▶ **Given problem**
The data below is to be returned in full and exactly.

[start]

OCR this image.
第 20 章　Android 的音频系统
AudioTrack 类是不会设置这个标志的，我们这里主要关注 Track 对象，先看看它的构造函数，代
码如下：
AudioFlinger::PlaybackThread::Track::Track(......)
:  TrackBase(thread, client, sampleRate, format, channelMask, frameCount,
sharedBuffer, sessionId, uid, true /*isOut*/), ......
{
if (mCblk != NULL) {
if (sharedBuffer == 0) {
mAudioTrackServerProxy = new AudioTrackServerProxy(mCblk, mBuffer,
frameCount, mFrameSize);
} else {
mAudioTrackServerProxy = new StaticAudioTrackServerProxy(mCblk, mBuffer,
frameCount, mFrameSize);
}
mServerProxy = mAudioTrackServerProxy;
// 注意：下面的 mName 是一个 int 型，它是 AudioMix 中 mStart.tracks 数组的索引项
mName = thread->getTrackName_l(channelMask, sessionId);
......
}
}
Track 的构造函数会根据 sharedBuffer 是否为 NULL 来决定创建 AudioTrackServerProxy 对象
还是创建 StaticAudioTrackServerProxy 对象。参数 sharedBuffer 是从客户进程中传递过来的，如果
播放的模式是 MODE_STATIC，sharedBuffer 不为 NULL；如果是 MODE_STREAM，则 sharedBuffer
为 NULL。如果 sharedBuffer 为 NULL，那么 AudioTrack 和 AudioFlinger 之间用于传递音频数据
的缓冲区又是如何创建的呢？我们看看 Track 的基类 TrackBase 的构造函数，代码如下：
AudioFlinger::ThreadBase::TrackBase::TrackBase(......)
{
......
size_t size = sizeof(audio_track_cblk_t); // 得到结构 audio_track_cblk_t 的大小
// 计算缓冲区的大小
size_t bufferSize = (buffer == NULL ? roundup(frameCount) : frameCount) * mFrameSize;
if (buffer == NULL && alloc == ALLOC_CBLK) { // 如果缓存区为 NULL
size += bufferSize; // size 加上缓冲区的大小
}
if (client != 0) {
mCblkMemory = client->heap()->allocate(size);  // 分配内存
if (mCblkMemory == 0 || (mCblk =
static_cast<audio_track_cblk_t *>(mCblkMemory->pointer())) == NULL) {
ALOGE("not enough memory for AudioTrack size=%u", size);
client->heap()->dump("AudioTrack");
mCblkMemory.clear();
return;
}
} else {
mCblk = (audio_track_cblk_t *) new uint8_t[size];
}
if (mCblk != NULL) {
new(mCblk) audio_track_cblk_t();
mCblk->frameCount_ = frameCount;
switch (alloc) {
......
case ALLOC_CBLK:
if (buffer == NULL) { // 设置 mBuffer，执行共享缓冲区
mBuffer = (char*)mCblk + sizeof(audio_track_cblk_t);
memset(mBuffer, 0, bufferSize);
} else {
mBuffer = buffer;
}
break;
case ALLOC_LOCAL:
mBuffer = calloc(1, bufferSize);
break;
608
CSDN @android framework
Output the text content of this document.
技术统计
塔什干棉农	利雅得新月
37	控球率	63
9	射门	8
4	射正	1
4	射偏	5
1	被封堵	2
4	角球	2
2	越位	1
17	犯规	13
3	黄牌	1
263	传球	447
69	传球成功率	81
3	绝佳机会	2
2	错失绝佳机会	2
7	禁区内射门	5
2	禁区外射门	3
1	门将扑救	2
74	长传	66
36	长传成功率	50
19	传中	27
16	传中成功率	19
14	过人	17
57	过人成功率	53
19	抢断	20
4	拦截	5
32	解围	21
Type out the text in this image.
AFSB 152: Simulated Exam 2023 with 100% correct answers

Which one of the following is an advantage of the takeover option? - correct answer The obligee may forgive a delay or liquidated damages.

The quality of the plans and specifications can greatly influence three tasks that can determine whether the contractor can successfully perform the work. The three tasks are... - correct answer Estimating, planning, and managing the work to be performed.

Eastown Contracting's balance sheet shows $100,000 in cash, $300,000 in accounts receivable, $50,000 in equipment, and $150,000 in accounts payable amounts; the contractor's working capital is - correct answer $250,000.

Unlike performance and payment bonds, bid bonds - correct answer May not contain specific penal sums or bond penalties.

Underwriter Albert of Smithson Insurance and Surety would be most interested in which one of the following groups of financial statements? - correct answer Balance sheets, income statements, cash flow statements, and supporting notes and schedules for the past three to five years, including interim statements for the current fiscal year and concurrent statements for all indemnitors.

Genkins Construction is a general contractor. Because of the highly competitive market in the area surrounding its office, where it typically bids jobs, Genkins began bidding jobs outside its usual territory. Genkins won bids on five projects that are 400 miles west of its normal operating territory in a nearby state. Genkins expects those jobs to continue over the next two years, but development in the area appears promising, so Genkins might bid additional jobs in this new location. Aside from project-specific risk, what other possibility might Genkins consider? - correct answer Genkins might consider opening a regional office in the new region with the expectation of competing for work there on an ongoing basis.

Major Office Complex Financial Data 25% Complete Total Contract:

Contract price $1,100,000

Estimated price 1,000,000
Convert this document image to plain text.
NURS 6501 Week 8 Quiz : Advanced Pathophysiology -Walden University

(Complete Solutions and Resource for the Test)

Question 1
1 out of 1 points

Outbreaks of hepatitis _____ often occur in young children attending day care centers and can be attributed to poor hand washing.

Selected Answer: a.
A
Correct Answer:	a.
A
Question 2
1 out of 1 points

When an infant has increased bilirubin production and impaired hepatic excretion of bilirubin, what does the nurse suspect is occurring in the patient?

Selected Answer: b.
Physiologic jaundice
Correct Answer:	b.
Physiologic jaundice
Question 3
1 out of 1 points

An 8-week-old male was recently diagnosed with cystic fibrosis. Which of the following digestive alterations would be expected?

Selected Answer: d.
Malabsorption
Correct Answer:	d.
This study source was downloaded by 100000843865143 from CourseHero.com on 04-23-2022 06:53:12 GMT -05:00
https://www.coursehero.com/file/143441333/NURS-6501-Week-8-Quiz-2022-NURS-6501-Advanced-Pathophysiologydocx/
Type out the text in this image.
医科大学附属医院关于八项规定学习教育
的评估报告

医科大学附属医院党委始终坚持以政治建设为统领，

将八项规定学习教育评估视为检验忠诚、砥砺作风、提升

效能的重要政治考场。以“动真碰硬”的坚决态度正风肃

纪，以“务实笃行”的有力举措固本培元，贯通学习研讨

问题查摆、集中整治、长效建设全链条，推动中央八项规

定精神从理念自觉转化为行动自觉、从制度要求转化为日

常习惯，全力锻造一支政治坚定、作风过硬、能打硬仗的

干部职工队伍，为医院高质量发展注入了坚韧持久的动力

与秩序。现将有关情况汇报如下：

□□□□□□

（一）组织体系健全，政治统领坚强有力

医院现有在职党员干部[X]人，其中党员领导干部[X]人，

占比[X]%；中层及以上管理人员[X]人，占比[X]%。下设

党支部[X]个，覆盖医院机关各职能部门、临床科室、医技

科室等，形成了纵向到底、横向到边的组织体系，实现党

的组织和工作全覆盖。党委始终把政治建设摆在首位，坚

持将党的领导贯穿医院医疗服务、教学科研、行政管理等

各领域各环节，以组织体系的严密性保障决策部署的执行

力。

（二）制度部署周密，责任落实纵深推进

[end]

▶ **Finished exercise**
OCR this image.
第 20 章　Android 的音频系统
AudioTrack 类是不会设置这个标志的，我们这里主要关注 Track 对象，先看看它的构造函数，代
码如下：
AudioFlinger::PlaybackThread::Track::Track(......)
:  TrackBase(thread, client, sampleRate, format, channelMask, frameCount,
sharedBuffer, sessionId, uid, true /*isOut*/), ......
{
if (mCblk != NULL) {
if (sharedBuffer == 0) {
mAudioTrackServerProxy = new AudioTrackServerProxy(mCblk, mBuffer,
frameCount, mFrameSize);
} else {
mAudioTrackServerProxy = new StaticAudioTrackServerProxy(mCblk, mBuffer,
frameCount, mFrameSize);
}
mServerProxy = mAudioTrackServerProxy;
// 注意：下面的 mName 是一个 int 型，它是 AudioMix 中 mStart.tracks 数组的索引项
mName = thread->getTrackName_l(channelMask, sessionId);
......
}
}
Track 的构造函数会根据 sharedBuffer 是否为 NULL 来决定创建 AudioTrackServerProxy 对象
还是创建 StaticAudioTrackServerProxy 对象。参数 sharedBuffer 是从客户进程中传递过来的，如果
播放的模式是 MODE_STATIC，sharedBuffer 不为 NULL；如果是 MODE_STREAM，则 sharedBuffer
为 NULL。如果 sharedBuffer 为 NULL，那么 AudioTrack 和 AudioFlinger 之间用于传递音频数据
的缓冲区又是如何创建的呢？我们看看 Track 的基类 TrackBase 的构造函数，代码如下：
AudioFlinger::ThreadBase::TrackBase::TrackBase(......)
{
......
size_t size = sizeof(audio_track_cblk_t); // 得到结构 audio_track_cblk_t 的大小
// 计算缓冲区的大小
size_t bufferSize = (buffer == NULL ? roundup(frameCount) : frameCount) * mFrameSize;
if (buffer == NULL && alloc == ALLOC_CBLK) { // 如果缓存区为 NULL
size += bufferSize; // size 加上缓冲区的大小
}
if (client != 0) {
mCblkMemory = client->heap()->allocate(size);  // 分配内存
if (mCblkMemory == 0 || (mCblk =
static_cast<audio_track_cblk_t *>(mCblkMemory->pointer())) == NULL) {
ALOGE("not enough memory for AudioTrack size=%u", size);
client->heap()->dump("AudioTrack");
mCblkMemory.clear();
return;
}
} else {
mCblk = (audio_track_cblk_t *) new uint8_t[size];
}
if (mCblk != NULL) {
new(mCblk) audio_track_cblk_t();
mCblk->frameCount_ = frameCount;
switch (alloc) {
......
case ALLOC_CBLK:
if (buffer == NULL) { // 设置 mBuffer，执行共享缓冲区
mBuffer = (char*)mCblk + sizeof(audio_track_cblk_t);
memset(mBuffer, 0, bufferSize);
} else {
mBuffer = buffer;
}
break;
case ALLOC_LOCAL:
mBuffer = calloc(1, bufferSize);
break;
608
CSDN @android framework
Output the text content of this document.
技术统计
塔什干棉农	利雅得新月
37	控球率	63
9	射门	8
4	射正	1
4	射偏	5
1	被封堵	2
4	角球	2
2	越位	1
17	犯规	13
3	黄牌	1
263	传球	447
69	传球成功率	81
3	绝佳机会	2
2	错失绝佳机会	2
7	禁区内射门	5
2	禁区外射门	3
1	门将扑救	2
74	长传	66
36	长传成功率	50
19	传中	27
16	传中成功率	19
14	过人	17
57	过人成功率	53
19	抢断	20
4	拦截	5
32	解围	21
Type out the text in this image.
AFSB 152: Simulated Exam 2023 with 100% correct answers

Which one of the following is an advantage of the takeover option? - correct answer The obligee may forgive a delay or liquidated damages.

The quality of the plans and specifications can greatly influence three tasks that can determine whether the contractor can successfully perform the work. The three tasks are... - correct answer Estimating, planning, and managing the work to be performed.

Eastown Contracting's balance sheet shows $100,000 in cash, $300,000 in accounts receivable, $50,000 in equipment, and $150,000 in accounts payable amounts; the contractor's working capital is - correct answer $250,000.

Unlike performance and payment bonds, bid bonds - correct answer May not contain specific penal sums or bond penalties.

Underwriter Albert of Smithson Insurance and Surety would be most interested in which one of the following groups of financial statements? - correct answer Balance sheets, income statements, cash flow statements, and supporting notes and schedules for the past three to five years, including interim statements for the current fiscal year and concurrent statements for all indemnitors.

Genkins Construction is a general contractor. Because of the highly competitive market in the area surrounding its office, where it typically bids jobs, Genkins began bidding jobs outside its usual territory. Genkins won bids on five projects that are 400 miles west of its normal operating territory in a nearby state. Genkins expects those jobs to continue over the next two years, but development in the area appears promising, so Genkins might bid additional jobs in this new location. Aside from project-specific risk, what other possibility might Genkins consider? - correct answer Genkins might consider opening a regional office in the new region with the expectation of competing for work there on an ongoing basis.

Major Office Complex Financial Data 25% Complete Total Contract:

Contract price $1,100,000

Estimated price 1,000,000
Convert this document image to plain text.
NURS 6501 Week 8 Quiz : Advanced Pathophysiology -Walden University

(Complete Solutions and Resource for the Test)

Question 1
1 out of 1 points

Outbreaks of hepatitis _____ often occur in young children attending day care centers and can be attributed to poor hand washing.

Selected Answer: a.
A
Correct Answer:	a.
A
Question 2
1 out of 1 points

When an infant has increased bilirubin production and impaired hepatic excretion of bilirubin, what does the nurse suspect is occurring in the patient?

Selected Answer: b.
Physiologic jaundice
Correct Answer:	b.
Physiologic jaundice
Question 3
1 out of 1 points

An 8-week-old male was recently diagnosed with cystic fibrosis. Which of the following digestive alterations would be expected?

Selected Answer: d.
Malabsorption
Correct Answer:	d.
This study source was downloaded by 100000843865143 from CourseHero.com on 04-23-2022 06:53:12 GMT -05:00
https://www.coursehero.com/file/143441333/NURS-6501-Week-8-Quiz-2022-NURS-6501-Advanced-Pathophysiologydocx/
Type out the text in this image.
医科大学附属医院关于八项规定学习教育
的评估报告

医科大学附属医院党委始终坚持以政治建设为统领，

将八项规定学习教育评估视为检验忠诚、砥砺作风、提升

效能的重要政治考场。以“动真碰硬”的坚决态度正风肃

纪，以“务实笃行”的有力举措固本培元，贯通学习研讨

问题查摆、集中整治、长效建设全链条，推动中央八项规

定精神从理念自觉转化为行动自觉、从制度要求转化为日

常习惯，全力锻造一支政治坚定、作风过硬、能打硬仗的

干部职工队伍，为医院高质量发展注入了坚韧持久的动力

与秩序。现将有关情况汇报如下：

□□□□□□

（一）组织体系健全，政治统领坚强有力

医院现有在职党员干部[X]人，其中党员领导干部[X]人，

占比[X]%；中层及以上管理人员[X]人，占比[X]%。下设

党支部[X]个，覆盖医院机关各职能部门、临床科室、医技

科室等，形成了纵向到底、横向到边的组织体系，实现党

的组织和工作全覆盖。党委始终把政治建设摆在首位，坚

持将党的领导贯穿医院医疗服务、教学科研、行政管理等

各领域各环节，以组织体系的严密性保障决策部署的执行

力。

（二）制度部署周密，责任落实纵深推进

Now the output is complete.